Data entries:

* * *

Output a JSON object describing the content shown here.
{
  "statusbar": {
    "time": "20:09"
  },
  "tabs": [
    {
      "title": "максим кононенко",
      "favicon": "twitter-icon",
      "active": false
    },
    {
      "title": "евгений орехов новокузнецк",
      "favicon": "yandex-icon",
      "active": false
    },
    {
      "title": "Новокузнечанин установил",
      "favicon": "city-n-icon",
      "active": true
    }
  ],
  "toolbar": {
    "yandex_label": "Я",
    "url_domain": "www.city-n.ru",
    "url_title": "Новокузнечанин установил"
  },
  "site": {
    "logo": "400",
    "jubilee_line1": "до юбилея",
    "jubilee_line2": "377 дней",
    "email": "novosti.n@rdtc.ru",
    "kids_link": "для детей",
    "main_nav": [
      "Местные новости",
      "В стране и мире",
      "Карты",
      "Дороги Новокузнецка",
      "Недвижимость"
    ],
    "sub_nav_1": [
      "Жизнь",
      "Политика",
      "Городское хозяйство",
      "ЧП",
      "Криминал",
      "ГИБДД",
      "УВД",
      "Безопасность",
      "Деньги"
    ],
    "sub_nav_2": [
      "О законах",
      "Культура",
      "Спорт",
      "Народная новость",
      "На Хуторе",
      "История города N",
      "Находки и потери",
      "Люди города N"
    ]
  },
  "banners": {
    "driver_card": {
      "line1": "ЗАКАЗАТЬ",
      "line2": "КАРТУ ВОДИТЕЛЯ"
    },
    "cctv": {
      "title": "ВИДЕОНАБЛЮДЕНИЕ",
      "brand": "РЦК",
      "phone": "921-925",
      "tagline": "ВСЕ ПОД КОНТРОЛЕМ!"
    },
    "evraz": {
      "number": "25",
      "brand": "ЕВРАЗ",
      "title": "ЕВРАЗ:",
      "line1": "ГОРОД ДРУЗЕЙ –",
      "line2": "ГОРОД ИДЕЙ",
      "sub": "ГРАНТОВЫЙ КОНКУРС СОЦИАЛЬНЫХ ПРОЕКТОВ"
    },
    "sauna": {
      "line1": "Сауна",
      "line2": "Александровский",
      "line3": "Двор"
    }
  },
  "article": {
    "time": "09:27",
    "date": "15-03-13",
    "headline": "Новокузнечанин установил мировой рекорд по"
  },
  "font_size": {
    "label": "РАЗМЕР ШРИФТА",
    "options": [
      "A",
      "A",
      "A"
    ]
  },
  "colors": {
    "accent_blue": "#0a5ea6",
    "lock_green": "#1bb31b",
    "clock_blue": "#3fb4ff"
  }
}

* * *

Transcribe the material above word for word.

# Exercise output
Output a JSON object describing the content shown here.
{
  "statusbar": {
    "time": "20:09"
  },
  "tabs": [
    {
      "title": "максим кононенко",
      "favicon": "twitter-icon",
      "active": false
    },
    {
      "title": "евгений орехов новокузнецк",
      "favicon": "yandex-icon",
      "active": false
    },
    {
      "title": "Новокузнечанин установил",
      "favicon": "city-n-icon",
      "active": true
    }
  ],
  "toolbar": {
    "yandex_label": "Я",
    "url_domain": "www.city-n.ru",
    "url_title": "Новокузнечанин установил"
  },
  "site": {
    "logo": "400",
    "jubilee_line1": "до юбилея",
    "jubilee_line2": "377 дней",
    "email": "novosti.n@rdtc.ru",
    "kids_link": "для детей",
    "main_nav": [
      "Местные новости",
      "В стране и мире",
      "Карты",
      "Дороги Новокузнецка",
      "Недвижимость"
    ],
    "sub_nav_1": [
      "Жизнь",
      "Политика",
      "Городское хозяйство",
      "ЧП",
      "Криминал",
      "ГИБДД",
      "УВД",
      "Безопасность",
      "Деньги"
    ],
    "sub_nav_2": [
      "О законах",
      "Культура",
      "Спорт",
      "Народная новость",
      "На Хуторе",
      "История города N",
      "Находки и потери",
      "Люди города N"
    ]
  },
  "banners": {
    "driver_card": {
      "line1": "ЗАКАЗАТЬ",
      "line2": "КАРТУ ВОДИТЕЛЯ"
    },
    "cctv": {
      "title": "ВИДЕОНАБЛЮДЕНИЕ",
      "brand": "РЦК",
      "phone": "921-925",
      "tagline": "ВСЕ ПОД КОНТРОЛЕМ!"
    },
    "evraz": {
      "number": "25",
      "brand": "ЕВРАЗ",
      "title": "ЕВРАЗ:",
      "line1": "ГОРОД ДРУЗЕЙ –",
      "line2": "ГОРОД ИДЕЙ",
      "sub": "ГРАНТОВЫЙ КОНКУРС СОЦИАЛЬНЫХ ПРОЕКТОВ"
    },
    "sauna": {
      "line1": "Сауна",
      "line2": "Александровский",
      "line3": "Двор"
    }
  },
  "article": {
    "time": "09:27",
    "date": "15-03-13",
    "headline": "Новокузнечанин установил мировой рекорд по"
  },
  "font_size": {
    "label": "РАЗМЕР ШРИФТА",
    "options": [
      "A",
      "A",
      "A"
    ]
  },
  "colors": {
    "accent_blue": "#0a5ea6",
    "lock_green": "#1bb31b",
    "clock_blue": "#3fb4ff"
  }
}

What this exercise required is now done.